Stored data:
--------------------

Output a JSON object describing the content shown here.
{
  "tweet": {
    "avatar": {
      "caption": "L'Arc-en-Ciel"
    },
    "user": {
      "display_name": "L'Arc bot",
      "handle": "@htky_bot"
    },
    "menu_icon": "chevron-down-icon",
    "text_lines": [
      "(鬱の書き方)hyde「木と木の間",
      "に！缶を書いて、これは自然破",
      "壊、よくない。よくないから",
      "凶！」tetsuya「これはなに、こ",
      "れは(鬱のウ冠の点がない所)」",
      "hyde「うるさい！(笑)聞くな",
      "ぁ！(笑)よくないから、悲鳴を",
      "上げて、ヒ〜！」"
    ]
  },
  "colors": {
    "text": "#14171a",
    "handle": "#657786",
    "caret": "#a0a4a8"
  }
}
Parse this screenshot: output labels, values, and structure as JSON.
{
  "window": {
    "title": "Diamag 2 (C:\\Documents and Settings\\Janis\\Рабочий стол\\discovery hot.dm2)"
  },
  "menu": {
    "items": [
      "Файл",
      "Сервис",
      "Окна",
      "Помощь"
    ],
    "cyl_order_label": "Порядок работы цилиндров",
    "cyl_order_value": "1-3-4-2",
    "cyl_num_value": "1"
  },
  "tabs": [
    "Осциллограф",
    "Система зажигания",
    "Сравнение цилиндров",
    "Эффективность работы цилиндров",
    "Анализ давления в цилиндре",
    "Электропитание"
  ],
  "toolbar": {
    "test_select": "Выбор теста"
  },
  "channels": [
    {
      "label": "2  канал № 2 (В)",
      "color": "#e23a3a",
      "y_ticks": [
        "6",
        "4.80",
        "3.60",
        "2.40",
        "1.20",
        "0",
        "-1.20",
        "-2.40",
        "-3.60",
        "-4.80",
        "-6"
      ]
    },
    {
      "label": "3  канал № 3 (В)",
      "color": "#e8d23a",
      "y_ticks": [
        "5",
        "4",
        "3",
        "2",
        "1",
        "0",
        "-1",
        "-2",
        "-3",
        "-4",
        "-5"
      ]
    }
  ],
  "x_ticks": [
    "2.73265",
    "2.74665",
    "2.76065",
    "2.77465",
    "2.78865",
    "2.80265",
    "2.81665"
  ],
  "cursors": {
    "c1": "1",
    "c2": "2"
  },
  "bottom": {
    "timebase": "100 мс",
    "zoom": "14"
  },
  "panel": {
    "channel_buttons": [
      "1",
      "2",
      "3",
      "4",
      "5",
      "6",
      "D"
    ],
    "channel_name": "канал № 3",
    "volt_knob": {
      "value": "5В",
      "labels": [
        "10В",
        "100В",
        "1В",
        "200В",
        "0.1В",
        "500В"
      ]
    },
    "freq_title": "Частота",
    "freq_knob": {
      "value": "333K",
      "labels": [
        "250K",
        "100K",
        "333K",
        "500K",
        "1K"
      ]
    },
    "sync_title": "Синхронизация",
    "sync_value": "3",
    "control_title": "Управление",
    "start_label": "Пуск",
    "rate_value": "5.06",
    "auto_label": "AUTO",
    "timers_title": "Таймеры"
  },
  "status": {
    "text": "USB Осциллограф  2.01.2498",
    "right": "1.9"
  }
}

--------------------

Problem statement: Make an exact copy of the data above.

Finished task:
Output a JSON object describing the content shown here.
{
  "tweet": {
    "avatar": {
      "caption": "L'Arc-en-Ciel"
    },
    "user": {
      "display_name": "L'Arc bot",
      "handle": "@htky_bot"
    },
    "menu_icon": "chevron-down-icon",
    "text_lines": [
      "(鬱の書き方)hyde「木と木の間",
      "に！缶を書いて、これは自然破",
      "壊、よくない。よくないから",
      "凶！」tetsuya「これはなに、こ",
      "れは(鬱のウ冠の点がない所)」",
      "hyde「うるさい！(笑)聞くな",
      "ぁ！(笑)よくないから、悲鳴を",
      "上げて、ヒ〜！」"
    ]
  },
  "colors": {
    "text": "#14171a",
    "handle": "#657786",
    "caret": "#a0a4a8"
  }
}
Parse this screenshot: output labels, values, and structure as JSON.
{
  "window": {
    "title": "Diamag 2 (C:\\Documents and Settings\\Janis\\Рабочий стол\\discovery hot.dm2)"
  },
  "menu": {
    "items": [
      "Файл",
      "Сервис",
      "Окна",
      "Помощь"
    ],
    "cyl_order_label": "Порядок работы цилиндров",
    "cyl_order_value": "1-3-4-2",
    "cyl_num_value": "1"
  },
  "tabs": [
    "Осциллограф",
    "Система зажигания",
    "Сравнение цилиндров",
    "Эффективность работы цилиндров",
    "Анализ давления в цилиндре",
    "Электропитание"
  ],
  "toolbar": {
    "test_select": "Выбор теста"
  },
  "channels": [
    {
      "label": "2  канал № 2 (В)",
      "color": "#e23a3a",
      "y_ticks": [
        "6",
        "4.80",
        "3.60",
        "2.40",
        "1.20",
        "0",
        "-1.20",
        "-2.40",
        "-3.60",
        "-4.80",
        "-6"
      ]
    },
    {
      "label": "3  канал № 3 (В)",
      "color": "#e8d23a",
      "y_ticks": [
        "5",
        "4",
        "3",
        "2",
        "1",
        "0",
        "-1",
        "-2",
        "-3",
        "-4",
        "-5"
      ]
    }
  ],
  "x_ticks": [
    "2.73265",
    "2.74665",
    "2.76065",
    "2.77465",
    "2.78865",
    "2.80265",
    "2.81665"
  ],
  "cursors": {
    "c1": "1",
    "c2": "2"
  },
  "bottom": {
    "timebase": "100 мс",
    "zoom": "14"
  },
  "panel": {
    "channel_buttons": [
      "1",
      "2",
      "3",
      "4",
      "5",
      "6",
      "D"
    ],
    "channel_name": "канал № 3",
    "volt_knob": {
      "value": "5В",
      "labels": [
        "10В",
        "100В",
        "1В",
        "200В",
        "0.1В",
        "500В"
      ]
    },
    "freq_title": "Частота",
    "freq_knob": {
      "value": "333K",
      "labels": [
        "250K",
        "100K",
        "333K",
        "500K",
        "1K"
      ]
    },
    "sync_title": "Синхронизация",
    "sync_value": "3",
    "control_title": "Управление",
    "start_label": "Пуск",
    "rate_value": "5.06",
    "auto_label": "AUTO",
    "timers_title": "Таймеры"
  },
  "status": {
    "text": "USB Осциллограф  2.01.2498",
    "right": "1.9"
  }
}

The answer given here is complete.